>> Start RECORD EXCERPTS
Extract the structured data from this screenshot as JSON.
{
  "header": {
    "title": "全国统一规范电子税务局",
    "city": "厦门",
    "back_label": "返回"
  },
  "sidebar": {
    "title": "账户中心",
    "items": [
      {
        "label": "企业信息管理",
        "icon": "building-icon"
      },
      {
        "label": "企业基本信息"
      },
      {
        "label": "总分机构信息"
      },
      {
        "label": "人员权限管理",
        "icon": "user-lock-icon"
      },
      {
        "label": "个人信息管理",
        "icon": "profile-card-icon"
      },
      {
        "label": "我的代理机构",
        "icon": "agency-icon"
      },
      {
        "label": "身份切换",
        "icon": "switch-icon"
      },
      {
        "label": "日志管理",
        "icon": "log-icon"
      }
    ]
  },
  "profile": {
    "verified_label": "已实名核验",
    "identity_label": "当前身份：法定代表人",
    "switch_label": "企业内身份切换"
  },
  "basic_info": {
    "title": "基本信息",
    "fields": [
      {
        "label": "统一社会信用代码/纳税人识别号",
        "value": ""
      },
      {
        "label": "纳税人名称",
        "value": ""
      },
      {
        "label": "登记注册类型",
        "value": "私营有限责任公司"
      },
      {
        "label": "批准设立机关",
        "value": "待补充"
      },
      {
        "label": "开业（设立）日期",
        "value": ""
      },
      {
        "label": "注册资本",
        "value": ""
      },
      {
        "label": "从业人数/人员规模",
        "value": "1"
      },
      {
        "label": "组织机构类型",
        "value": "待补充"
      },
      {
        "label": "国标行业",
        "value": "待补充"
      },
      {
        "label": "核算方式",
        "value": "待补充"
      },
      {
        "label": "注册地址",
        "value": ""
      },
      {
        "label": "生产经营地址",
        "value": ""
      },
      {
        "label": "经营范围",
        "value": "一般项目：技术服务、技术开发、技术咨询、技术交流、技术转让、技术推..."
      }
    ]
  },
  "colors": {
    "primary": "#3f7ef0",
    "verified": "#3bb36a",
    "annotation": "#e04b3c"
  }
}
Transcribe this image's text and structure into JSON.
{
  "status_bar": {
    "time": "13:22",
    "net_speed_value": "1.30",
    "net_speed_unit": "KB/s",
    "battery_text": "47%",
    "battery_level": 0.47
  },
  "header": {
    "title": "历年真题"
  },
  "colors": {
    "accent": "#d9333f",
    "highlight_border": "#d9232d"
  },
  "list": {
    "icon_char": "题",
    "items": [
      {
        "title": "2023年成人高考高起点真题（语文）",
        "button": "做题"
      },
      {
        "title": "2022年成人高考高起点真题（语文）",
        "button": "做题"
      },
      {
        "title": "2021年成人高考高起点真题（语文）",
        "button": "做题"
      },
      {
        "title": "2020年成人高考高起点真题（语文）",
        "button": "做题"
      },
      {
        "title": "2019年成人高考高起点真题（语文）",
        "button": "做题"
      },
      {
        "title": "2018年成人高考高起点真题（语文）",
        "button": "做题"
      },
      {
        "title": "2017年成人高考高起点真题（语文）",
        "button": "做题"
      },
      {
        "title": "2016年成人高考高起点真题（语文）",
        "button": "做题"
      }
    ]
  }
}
>> End RECORD EXCERPTS
WHAT THE TASK ASKS - Collect the lines of the records that include the string "title".

EXERCISE SOLUTION -
    "title": "全国统一规范电子税务局",
    "title": "账户中心",
    "title": "基本信息",
    "title": "历年真题"
        "title": "2023年成人高考高起点真题（语文）",
        "title": "2022年成人高考高起点真题（语文）",
        "title": "2021年成人高考高起点真题（语文）",
        "title": "2020年成人高考高起点真题（语文）",
        "title": "2019年成人高考高起点真题（语文）",
        "title": "2018年成人高考高起点真题（语文）",
        "title": "2017年成人高考高起点真题（语文）",
        "title": "2016年成人高考高起点真题（语文）",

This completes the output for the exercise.